_Written request_
Look through the lines below and extract any with the word "Score".

>> START Data to use

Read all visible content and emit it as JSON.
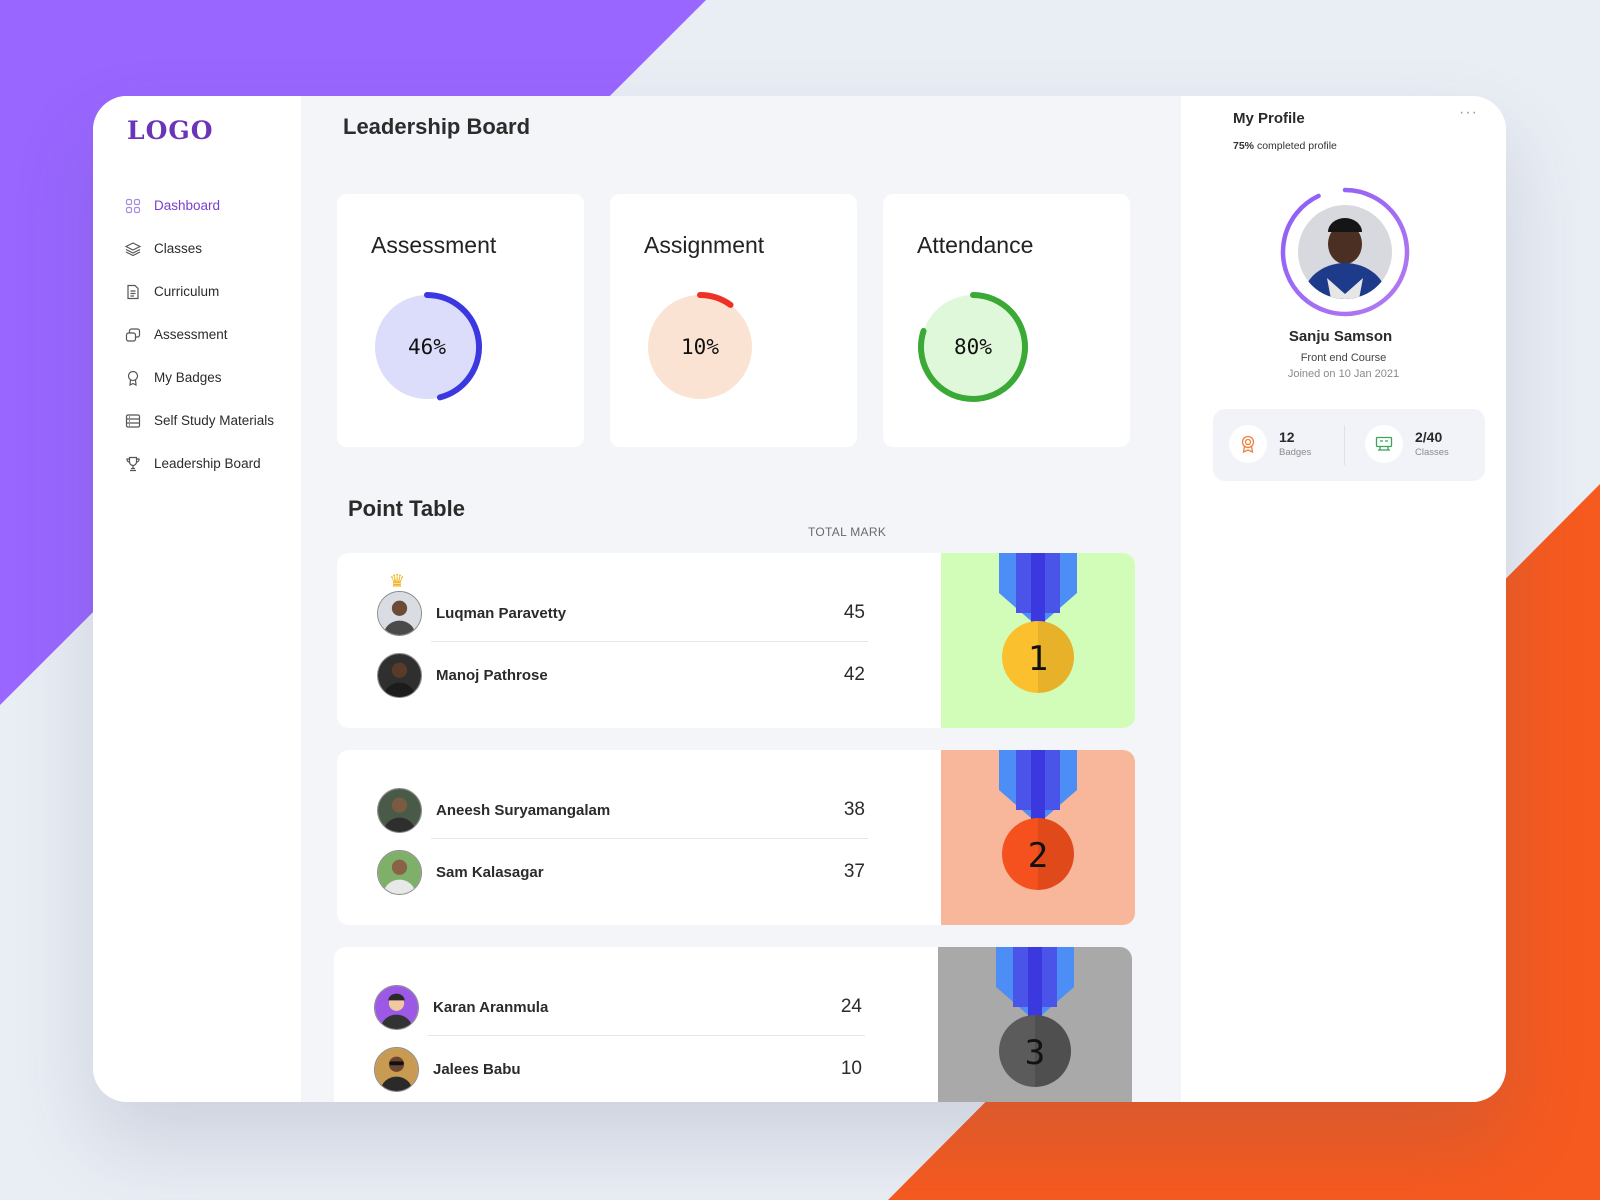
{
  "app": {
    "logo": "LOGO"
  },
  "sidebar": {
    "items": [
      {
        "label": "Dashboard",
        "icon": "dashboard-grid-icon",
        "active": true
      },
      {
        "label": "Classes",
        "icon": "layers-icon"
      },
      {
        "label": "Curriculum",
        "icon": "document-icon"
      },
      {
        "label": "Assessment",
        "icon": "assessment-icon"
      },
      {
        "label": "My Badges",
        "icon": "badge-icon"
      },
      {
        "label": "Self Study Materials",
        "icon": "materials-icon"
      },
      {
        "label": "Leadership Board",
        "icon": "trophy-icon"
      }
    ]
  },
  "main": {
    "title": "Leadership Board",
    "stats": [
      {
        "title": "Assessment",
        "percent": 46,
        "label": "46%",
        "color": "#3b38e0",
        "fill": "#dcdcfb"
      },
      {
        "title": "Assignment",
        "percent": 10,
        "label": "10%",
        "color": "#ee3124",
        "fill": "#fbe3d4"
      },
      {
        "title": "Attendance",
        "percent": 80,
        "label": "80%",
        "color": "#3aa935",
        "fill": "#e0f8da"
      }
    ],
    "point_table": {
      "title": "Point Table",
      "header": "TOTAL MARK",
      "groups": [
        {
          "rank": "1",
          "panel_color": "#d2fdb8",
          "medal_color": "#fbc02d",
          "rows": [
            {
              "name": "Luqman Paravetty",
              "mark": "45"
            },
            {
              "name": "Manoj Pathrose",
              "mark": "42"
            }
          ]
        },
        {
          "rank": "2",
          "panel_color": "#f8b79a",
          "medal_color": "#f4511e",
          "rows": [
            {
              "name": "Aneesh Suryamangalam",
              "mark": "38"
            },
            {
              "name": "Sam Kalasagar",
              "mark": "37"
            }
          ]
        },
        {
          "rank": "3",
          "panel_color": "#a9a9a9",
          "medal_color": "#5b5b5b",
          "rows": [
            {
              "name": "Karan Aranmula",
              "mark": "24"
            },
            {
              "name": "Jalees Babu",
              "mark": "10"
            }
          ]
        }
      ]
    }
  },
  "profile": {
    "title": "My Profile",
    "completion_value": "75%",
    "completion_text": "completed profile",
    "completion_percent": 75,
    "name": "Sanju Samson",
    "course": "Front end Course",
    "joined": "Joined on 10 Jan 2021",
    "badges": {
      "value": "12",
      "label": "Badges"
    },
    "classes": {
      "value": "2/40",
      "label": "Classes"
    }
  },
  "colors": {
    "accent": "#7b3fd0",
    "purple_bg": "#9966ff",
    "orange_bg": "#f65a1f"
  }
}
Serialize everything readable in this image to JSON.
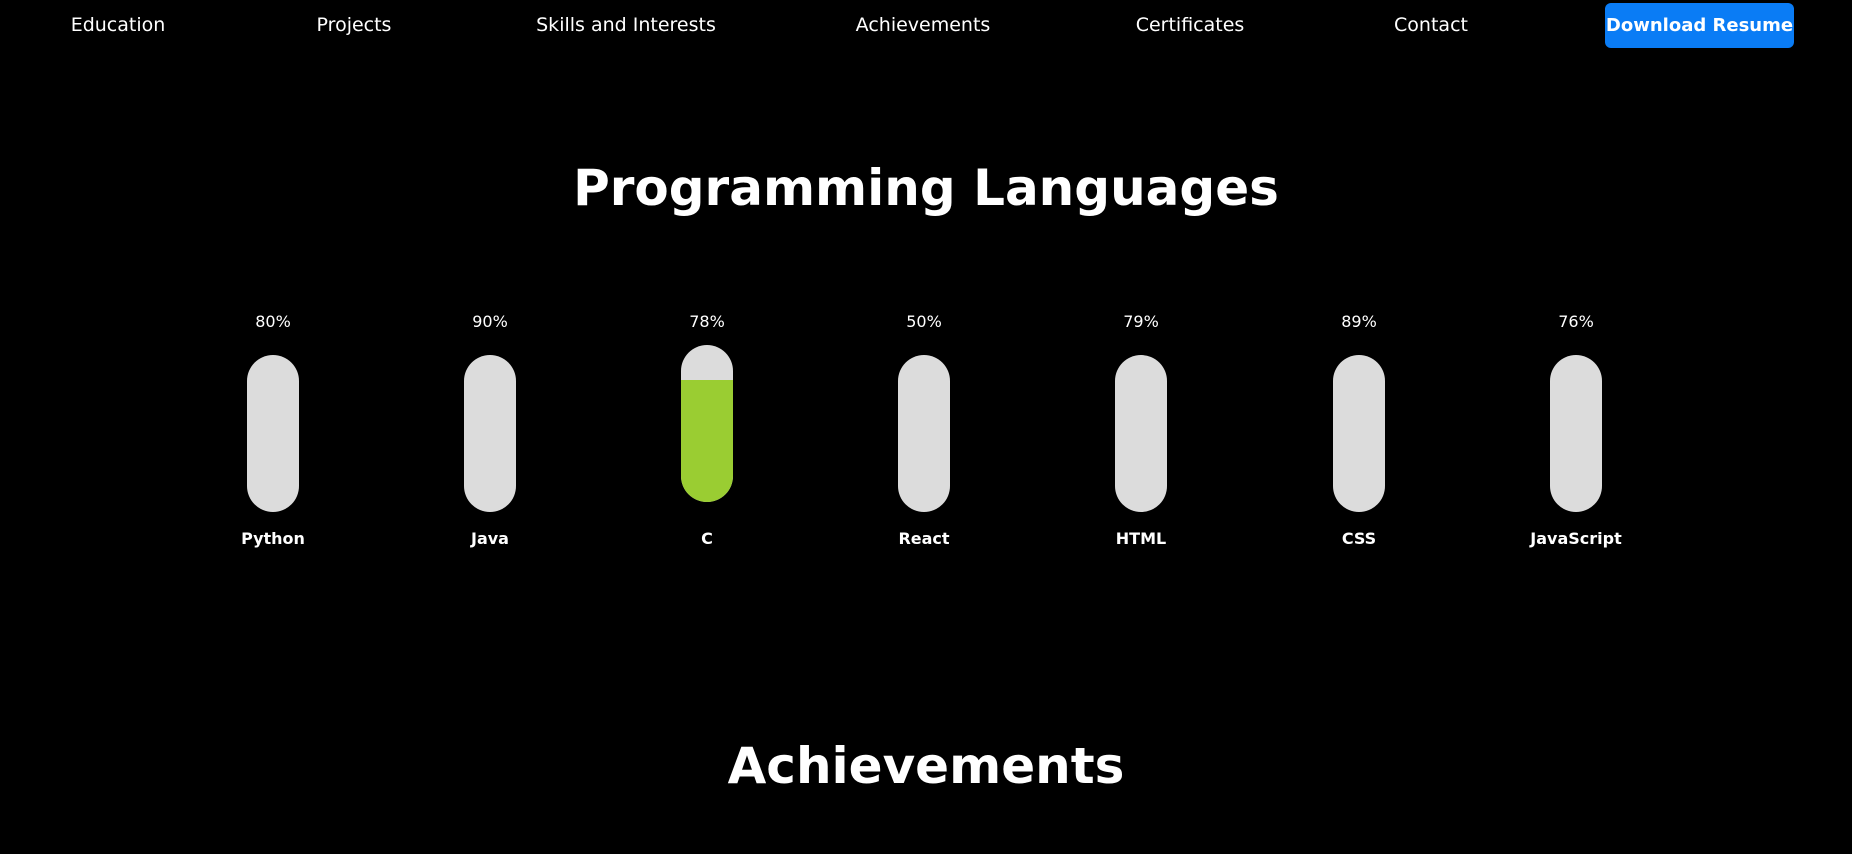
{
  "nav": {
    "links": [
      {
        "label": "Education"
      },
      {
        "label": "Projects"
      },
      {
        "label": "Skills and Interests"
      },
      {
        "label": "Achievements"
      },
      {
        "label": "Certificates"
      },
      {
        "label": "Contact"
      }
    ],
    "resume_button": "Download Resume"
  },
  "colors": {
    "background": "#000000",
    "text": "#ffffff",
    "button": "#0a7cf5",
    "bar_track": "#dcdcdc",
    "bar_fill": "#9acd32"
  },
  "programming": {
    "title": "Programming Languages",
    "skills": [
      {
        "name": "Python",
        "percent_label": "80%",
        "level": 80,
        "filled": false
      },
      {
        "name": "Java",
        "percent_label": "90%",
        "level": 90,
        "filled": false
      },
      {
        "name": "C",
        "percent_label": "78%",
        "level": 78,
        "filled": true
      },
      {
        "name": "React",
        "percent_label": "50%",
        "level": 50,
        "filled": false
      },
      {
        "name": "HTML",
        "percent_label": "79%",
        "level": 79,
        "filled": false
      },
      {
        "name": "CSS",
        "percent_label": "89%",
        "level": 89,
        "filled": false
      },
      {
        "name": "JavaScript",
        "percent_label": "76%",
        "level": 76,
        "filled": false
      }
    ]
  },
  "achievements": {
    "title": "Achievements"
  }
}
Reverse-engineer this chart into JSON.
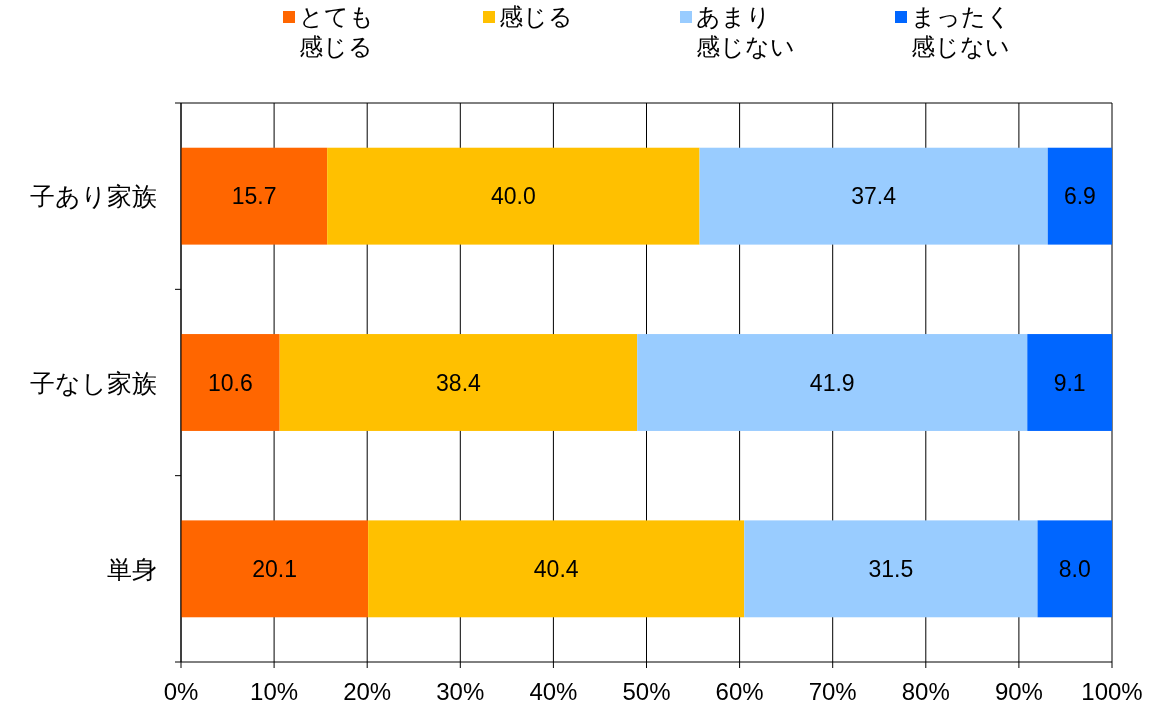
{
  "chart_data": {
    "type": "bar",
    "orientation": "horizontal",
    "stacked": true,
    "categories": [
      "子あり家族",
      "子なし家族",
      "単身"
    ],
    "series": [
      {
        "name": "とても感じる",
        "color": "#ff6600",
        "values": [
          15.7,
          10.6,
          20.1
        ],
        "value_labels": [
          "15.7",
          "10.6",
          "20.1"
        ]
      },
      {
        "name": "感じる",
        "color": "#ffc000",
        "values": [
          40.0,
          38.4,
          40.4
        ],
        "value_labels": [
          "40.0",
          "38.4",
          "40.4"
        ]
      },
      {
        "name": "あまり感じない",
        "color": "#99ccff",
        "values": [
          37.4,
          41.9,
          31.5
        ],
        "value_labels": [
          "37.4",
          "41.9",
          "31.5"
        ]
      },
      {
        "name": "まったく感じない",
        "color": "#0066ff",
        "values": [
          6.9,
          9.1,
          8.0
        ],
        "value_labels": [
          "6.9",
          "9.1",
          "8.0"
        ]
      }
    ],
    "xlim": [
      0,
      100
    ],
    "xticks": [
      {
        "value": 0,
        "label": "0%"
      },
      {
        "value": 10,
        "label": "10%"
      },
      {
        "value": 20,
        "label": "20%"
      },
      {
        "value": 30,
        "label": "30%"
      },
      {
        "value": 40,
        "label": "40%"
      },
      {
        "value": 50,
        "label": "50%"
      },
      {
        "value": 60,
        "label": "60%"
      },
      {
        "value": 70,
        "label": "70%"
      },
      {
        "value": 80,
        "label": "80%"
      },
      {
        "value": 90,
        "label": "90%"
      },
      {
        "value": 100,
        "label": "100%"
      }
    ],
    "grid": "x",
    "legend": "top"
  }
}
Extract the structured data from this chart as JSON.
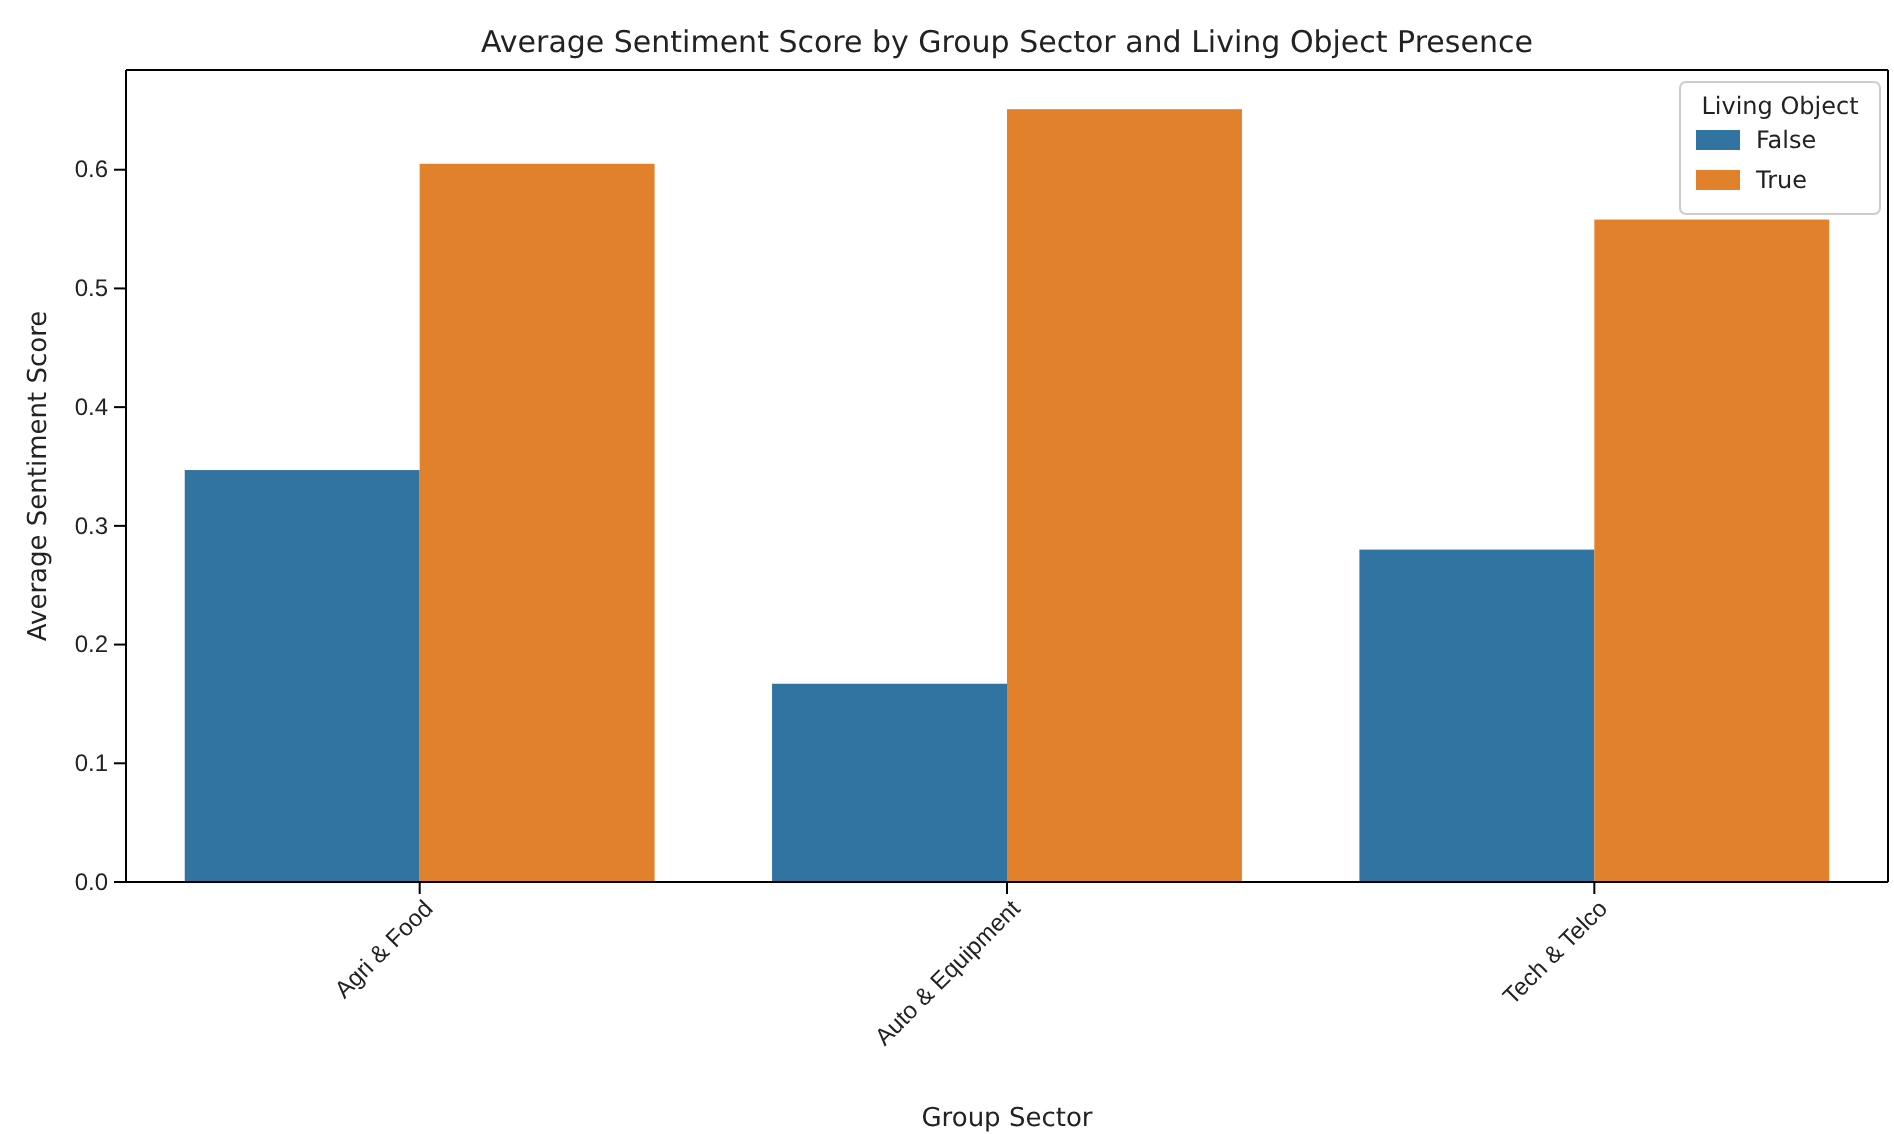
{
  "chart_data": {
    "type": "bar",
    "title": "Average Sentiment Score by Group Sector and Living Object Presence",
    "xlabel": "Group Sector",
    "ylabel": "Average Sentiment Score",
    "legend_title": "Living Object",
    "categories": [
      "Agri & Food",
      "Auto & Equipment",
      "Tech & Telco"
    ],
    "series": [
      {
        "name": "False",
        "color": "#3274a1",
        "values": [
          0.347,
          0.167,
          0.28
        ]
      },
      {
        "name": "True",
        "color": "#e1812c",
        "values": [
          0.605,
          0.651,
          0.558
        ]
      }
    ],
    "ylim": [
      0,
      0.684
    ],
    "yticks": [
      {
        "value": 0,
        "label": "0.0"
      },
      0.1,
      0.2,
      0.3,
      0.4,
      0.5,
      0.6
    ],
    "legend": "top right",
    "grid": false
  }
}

>> END Data to use

_Task solution_
    "title": "Average Sentiment Score by Group Sector and Living Object Presence",
    "ylabel": "Average Sentiment Score",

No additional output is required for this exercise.